In the listing below, locate the lines bearing the word "JSON". Copy every one of them.
## Start Input data
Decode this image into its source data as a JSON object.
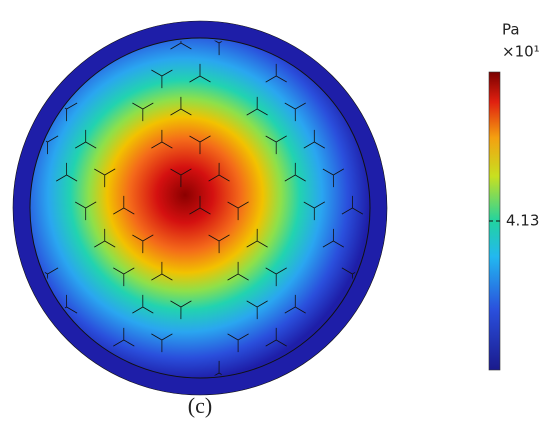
{
  "chart_data": {
    "type": "contour",
    "unit": "Pa",
    "multiplier": "×10¹",
    "colorbar": {
      "clim": [
        4.08,
        4.18
      ],
      "ticks": [
        4.13
      ]
    },
    "caption": "(c)"
  }
}
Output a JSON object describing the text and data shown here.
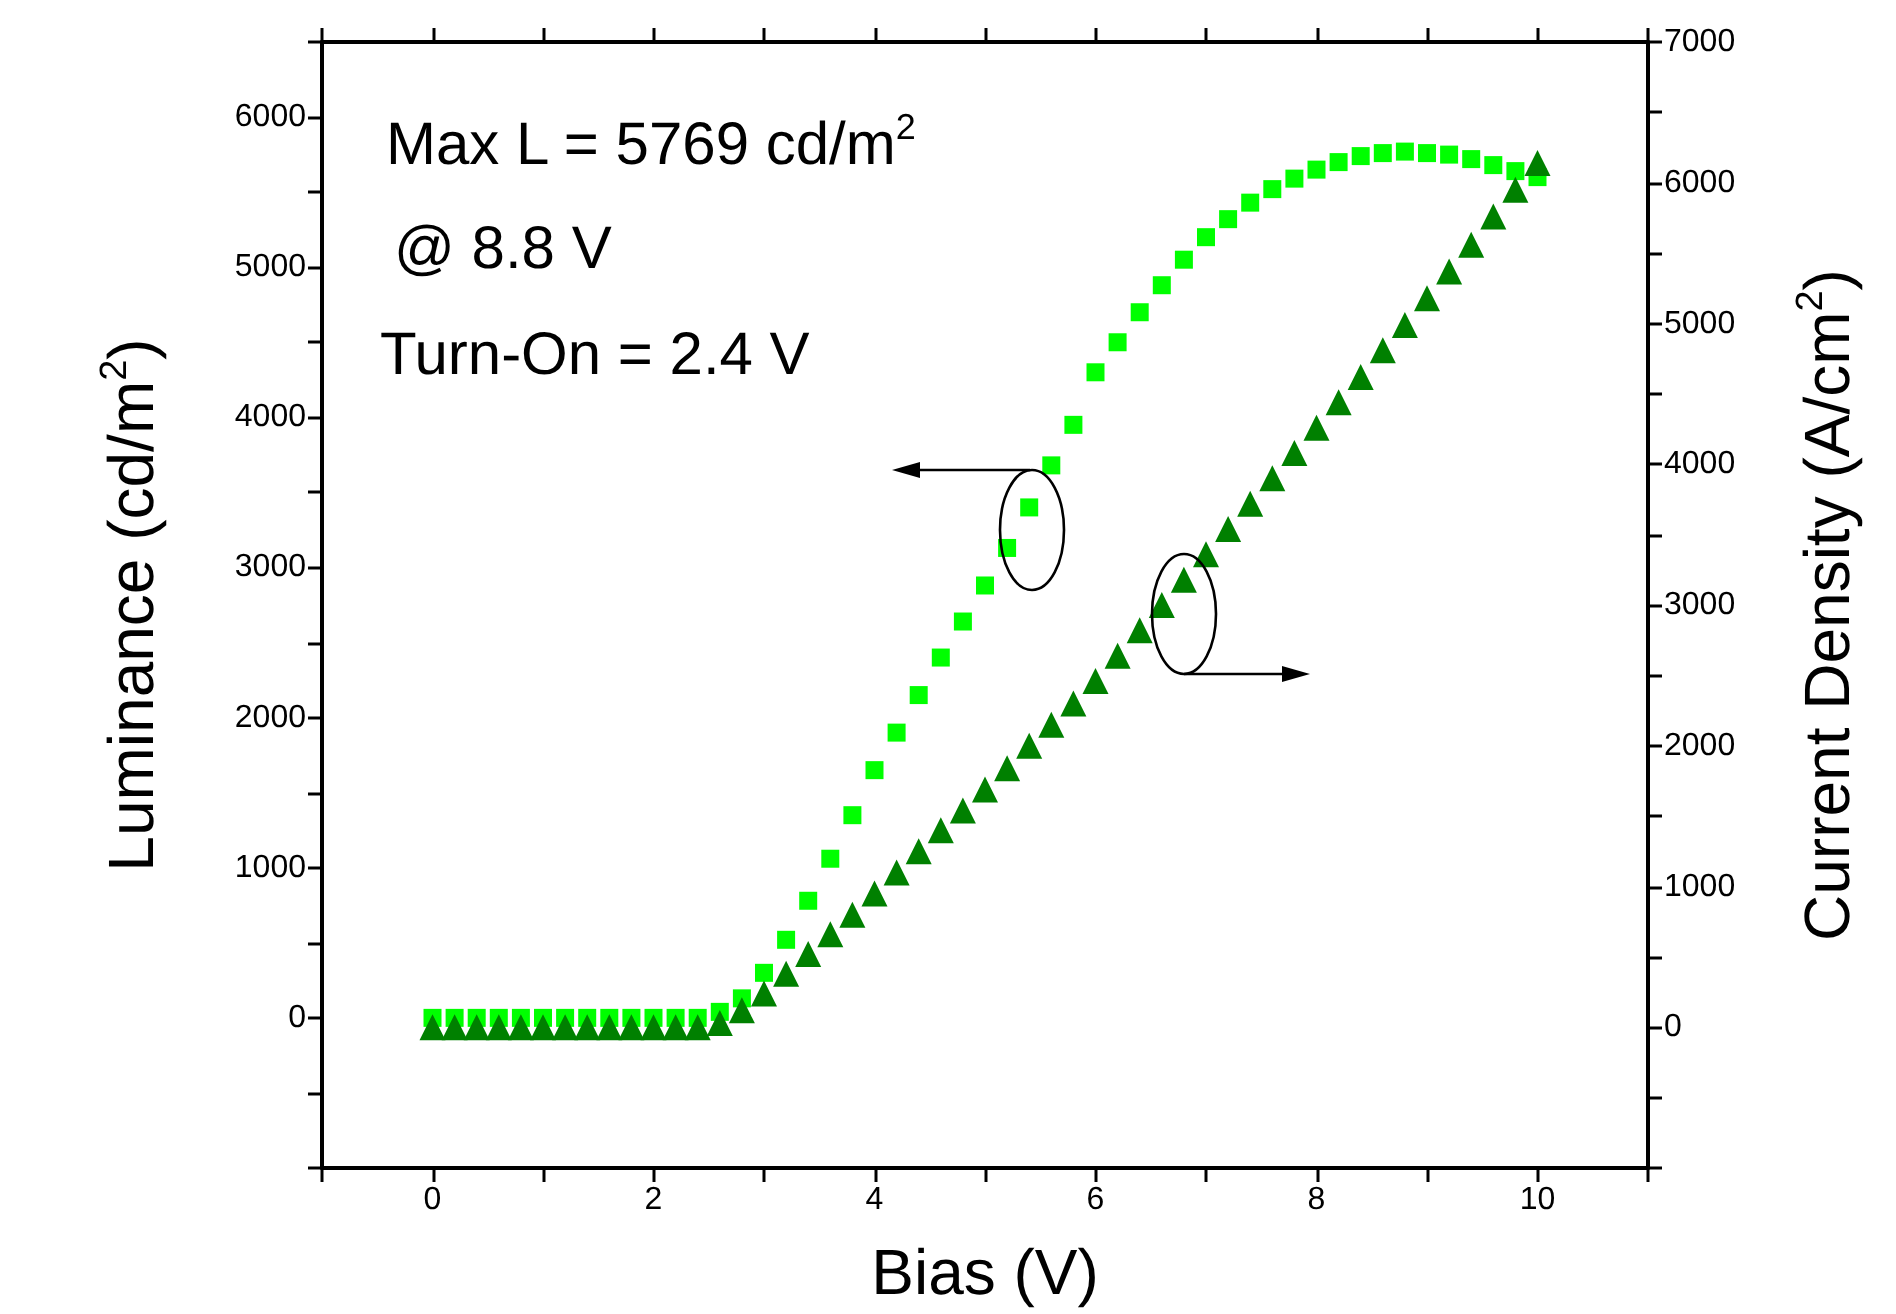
{
  "chart_data": {
    "type": "scatter",
    "xlabel": "Bias (V)",
    "ylabel": "Luminance (cd/m$^{2}$)",
    "y2label": "Current Density (A/cm$^{2}$)",
    "annotations": [
      "Max L = 5769 cd/m$^{2}$",
      "@ 8.8 V",
      "Turn-On = 2.4 V"
    ],
    "x": [
      0,
      0.2,
      0.4,
      0.6,
      0.8,
      1,
      1.2,
      1.4,
      1.6,
      1.8,
      2,
      2.2,
      2.4,
      2.6,
      2.8,
      3,
      3.2,
      3.4,
      3.6,
      3.8,
      4,
      4.2,
      4.4,
      4.6,
      4.8,
      5,
      5.2,
      5.4,
      5.6,
      5.8,
      6,
      6.2,
      6.4,
      6.6,
      6.8,
      7,
      7.2,
      7.4,
      7.6,
      7.8,
      8,
      8.2,
      8.4,
      8.6,
      8.8,
      9,
      9.2,
      9.4,
      9.6,
      9.8,
      10
    ],
    "series": [
      {
        "color": "#00ff00",
        "marker": "square",
        "values": [
          0,
          0,
          0,
          0,
          0,
          0,
          0,
          0,
          0,
          0,
          0,
          0,
          0,
          40,
          130,
          300,
          520,
          780,
          1060,
          1350,
          1650,
          1900,
          2150,
          2400,
          2640,
          2880,
          3130,
          3400,
          3680,
          3950,
          4300,
          4500,
          4700,
          4880,
          5050,
          5200,
          5320,
          5430,
          5520,
          5590,
          5650,
          5700,
          5740,
          5760,
          5770,
          5760,
          5750,
          5720,
          5680,
          5640,
          5600
        ]
      },
      {
        "color": "#008000",
        "marker": "triangle",
        "axis": "y2",
        "values": [
          0,
          0,
          0,
          0,
          0,
          0,
          0,
          0,
          0,
          0,
          0,
          0,
          0,
          30,
          120,
          240,
          380,
          520,
          660,
          800,
          950,
          1100,
          1250,
          1400,
          1540,
          1690,
          1840,
          2000,
          2150,
          2300,
          2460,
          2640,
          2820,
          3000,
          3180,
          3360,
          3540,
          3720,
          3900,
          4080,
          4260,
          4440,
          4620,
          4810,
          4990,
          5180,
          5370,
          5560,
          5760,
          5950,
          6140
        ]
      }
    ],
    "xlim": [
      -1,
      11
    ],
    "xticks": [
      {
        "value": -1,
        "label": null
      },
      0,
      {
        "value": 1,
        "label": null
      },
      2,
      {
        "value": 3,
        "label": null
      },
      4,
      {
        "value": 5,
        "label": null
      },
      6,
      {
        "value": 7,
        "label": null
      },
      8,
      {
        "value": 9,
        "label": null
      },
      10,
      {
        "value": 11,
        "label": null
      }
    ],
    "ylim": [
      -1000,
      6500
    ],
    "yticks": [
      {
        "value": -1000,
        "label": null
      },
      {
        "value": -500,
        "label": null
      },
      0,
      {
        "value": 500,
        "label": null
      },
      1000,
      {
        "value": 1500,
        "label": null
      },
      2000,
      {
        "value": 2500,
        "label": null
      },
      3000,
      {
        "value": 3500,
        "label": null
      },
      4000,
      {
        "value": 4500,
        "label": null
      },
      5000,
      {
        "value": 5500,
        "label": null
      },
      6000,
      {
        "value": 6500,
        "label": null
      }
    ],
    "y2lim": [
      -1000,
      7000
    ],
    "y2ticks": [
      {
        "value": -1000,
        "label": null
      },
      {
        "value": -500,
        "label": null
      },
      0,
      {
        "value": 500,
        "label": null
      },
      1000,
      {
        "value": 1500,
        "label": null
      },
      2000,
      {
        "value": 2500,
        "label": null
      },
      3000,
      {
        "value": 3500,
        "label": null
      },
      4000,
      {
        "value": 4500,
        "label": null
      },
      5000,
      {
        "value": 5500,
        "label": null
      },
      6000,
      {
        "value": 6500,
        "label": null
      },
      7000
    ],
    "grid": false
  }
}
## End Input data
Output for this task:
Decode this image into its source data as a JSON object.
Output a JSON object describing the text and data shown here.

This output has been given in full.